> **Exercise prompt**
Give back a single number, the count of lines containing the word "xlsx".

Excerpt from a dataset:
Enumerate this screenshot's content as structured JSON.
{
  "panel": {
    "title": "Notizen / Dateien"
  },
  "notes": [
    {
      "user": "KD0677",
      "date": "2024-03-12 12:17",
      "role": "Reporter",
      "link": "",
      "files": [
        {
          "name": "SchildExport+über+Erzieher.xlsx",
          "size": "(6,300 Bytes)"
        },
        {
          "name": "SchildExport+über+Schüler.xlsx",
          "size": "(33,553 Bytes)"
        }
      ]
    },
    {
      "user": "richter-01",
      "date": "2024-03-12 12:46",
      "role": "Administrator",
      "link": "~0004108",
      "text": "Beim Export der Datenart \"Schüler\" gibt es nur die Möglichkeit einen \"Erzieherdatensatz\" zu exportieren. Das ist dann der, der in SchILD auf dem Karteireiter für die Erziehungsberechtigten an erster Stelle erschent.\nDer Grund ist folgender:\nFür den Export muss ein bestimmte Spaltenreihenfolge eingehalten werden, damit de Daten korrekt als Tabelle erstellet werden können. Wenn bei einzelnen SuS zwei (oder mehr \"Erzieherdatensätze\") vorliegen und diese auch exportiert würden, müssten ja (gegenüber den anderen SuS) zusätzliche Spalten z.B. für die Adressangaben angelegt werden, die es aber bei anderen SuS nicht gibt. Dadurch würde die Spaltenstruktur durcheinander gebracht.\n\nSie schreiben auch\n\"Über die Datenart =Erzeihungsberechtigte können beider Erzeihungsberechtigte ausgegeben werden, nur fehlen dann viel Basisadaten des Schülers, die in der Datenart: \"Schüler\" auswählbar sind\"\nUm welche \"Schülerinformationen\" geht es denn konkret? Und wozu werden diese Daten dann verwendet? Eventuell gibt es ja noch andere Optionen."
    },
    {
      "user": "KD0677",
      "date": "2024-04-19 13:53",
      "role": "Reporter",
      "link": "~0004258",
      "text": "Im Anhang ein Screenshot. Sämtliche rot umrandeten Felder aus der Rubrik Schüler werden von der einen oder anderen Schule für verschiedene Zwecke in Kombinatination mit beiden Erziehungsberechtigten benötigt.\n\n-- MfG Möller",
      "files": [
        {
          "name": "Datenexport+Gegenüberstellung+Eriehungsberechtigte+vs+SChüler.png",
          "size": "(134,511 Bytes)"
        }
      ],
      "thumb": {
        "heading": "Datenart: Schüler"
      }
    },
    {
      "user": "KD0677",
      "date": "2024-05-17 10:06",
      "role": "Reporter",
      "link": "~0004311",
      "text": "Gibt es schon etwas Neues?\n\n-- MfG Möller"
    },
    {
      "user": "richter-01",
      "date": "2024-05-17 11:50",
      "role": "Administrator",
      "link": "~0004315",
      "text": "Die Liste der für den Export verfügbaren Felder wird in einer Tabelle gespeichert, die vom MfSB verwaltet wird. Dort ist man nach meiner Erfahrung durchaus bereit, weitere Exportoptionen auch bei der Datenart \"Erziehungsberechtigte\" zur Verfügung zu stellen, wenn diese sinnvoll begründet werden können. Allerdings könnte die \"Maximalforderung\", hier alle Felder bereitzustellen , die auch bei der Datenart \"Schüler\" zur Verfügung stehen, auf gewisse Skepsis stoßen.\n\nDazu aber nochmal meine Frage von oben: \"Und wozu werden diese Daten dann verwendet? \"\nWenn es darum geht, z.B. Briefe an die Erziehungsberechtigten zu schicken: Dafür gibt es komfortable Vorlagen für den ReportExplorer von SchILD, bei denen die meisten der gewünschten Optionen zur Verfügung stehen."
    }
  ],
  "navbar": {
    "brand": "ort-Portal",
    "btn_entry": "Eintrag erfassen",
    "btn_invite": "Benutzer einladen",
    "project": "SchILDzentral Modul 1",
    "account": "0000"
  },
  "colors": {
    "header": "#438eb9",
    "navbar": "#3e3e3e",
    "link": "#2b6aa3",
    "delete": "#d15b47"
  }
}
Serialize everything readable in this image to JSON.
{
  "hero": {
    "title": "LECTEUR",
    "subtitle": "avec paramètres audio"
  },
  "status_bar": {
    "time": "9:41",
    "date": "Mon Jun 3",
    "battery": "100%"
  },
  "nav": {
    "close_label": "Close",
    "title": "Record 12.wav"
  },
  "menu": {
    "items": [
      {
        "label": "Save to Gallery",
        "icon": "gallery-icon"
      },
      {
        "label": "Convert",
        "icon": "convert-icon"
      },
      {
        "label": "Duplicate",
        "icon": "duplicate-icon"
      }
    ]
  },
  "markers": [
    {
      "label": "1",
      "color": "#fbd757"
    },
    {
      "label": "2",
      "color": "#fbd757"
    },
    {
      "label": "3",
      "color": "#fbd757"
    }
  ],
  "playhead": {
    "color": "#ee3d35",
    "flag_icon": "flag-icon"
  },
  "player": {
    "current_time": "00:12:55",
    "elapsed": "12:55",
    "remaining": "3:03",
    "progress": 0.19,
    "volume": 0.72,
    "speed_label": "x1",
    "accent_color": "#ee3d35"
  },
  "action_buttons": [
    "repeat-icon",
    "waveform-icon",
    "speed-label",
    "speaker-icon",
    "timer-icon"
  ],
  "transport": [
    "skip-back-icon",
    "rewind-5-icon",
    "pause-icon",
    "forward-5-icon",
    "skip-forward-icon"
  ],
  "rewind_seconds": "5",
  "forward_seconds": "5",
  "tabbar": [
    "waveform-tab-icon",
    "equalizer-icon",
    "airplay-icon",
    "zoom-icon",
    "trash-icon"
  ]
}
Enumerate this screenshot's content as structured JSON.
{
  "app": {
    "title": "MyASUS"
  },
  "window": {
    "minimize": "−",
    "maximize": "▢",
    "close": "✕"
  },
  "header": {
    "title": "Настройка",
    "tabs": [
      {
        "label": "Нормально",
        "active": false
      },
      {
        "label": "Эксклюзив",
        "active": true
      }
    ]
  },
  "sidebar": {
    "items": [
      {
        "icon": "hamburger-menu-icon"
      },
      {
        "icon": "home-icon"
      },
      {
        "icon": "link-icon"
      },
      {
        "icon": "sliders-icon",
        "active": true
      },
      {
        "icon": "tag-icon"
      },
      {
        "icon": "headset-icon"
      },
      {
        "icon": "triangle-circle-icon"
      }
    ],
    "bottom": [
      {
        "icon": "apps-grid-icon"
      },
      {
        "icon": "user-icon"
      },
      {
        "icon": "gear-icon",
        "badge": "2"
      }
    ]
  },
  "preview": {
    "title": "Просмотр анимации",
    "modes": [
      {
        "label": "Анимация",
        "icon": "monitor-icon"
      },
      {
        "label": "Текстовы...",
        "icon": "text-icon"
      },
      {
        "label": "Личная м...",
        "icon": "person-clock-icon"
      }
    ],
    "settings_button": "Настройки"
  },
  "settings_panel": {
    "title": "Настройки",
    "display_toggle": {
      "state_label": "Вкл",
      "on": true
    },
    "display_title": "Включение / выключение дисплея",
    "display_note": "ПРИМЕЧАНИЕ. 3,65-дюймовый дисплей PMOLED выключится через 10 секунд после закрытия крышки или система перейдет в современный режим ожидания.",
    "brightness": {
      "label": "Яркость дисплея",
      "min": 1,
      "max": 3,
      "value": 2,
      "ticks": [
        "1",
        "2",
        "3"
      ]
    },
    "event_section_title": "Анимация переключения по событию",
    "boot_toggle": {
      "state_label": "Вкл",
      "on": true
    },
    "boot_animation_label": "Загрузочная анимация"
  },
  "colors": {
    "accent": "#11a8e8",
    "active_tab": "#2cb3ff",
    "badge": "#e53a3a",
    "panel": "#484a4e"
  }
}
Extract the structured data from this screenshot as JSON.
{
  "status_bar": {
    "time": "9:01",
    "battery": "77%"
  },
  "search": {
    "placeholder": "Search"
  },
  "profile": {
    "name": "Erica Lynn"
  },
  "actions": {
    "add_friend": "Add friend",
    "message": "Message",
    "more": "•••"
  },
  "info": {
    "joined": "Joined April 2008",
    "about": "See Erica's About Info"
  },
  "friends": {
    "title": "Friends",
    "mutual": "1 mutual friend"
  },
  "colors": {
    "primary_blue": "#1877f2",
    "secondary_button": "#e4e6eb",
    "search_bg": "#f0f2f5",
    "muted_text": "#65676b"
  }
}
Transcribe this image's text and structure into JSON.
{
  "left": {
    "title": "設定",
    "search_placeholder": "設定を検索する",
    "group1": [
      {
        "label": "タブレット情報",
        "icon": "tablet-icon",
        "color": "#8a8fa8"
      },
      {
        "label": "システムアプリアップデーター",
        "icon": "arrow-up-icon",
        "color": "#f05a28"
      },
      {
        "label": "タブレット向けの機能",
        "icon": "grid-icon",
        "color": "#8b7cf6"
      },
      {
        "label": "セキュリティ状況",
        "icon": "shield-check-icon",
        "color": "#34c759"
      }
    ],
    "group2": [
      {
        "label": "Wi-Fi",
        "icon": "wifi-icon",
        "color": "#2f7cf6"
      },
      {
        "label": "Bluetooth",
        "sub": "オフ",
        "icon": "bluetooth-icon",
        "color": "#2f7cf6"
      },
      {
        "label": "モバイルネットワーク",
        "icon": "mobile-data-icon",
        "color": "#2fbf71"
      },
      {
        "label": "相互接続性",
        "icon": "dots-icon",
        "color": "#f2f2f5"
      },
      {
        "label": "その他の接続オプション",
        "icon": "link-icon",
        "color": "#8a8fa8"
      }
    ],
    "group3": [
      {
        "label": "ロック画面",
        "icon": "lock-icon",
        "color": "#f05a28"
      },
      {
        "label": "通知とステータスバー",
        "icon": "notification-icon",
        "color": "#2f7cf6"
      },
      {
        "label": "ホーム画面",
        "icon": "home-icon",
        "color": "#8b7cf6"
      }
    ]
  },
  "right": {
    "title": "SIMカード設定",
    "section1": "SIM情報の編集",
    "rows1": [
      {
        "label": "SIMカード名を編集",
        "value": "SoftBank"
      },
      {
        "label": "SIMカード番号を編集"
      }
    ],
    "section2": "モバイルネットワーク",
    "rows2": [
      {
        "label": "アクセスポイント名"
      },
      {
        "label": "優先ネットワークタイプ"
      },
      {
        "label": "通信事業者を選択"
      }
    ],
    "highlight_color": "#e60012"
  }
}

> **Answer to the task**
2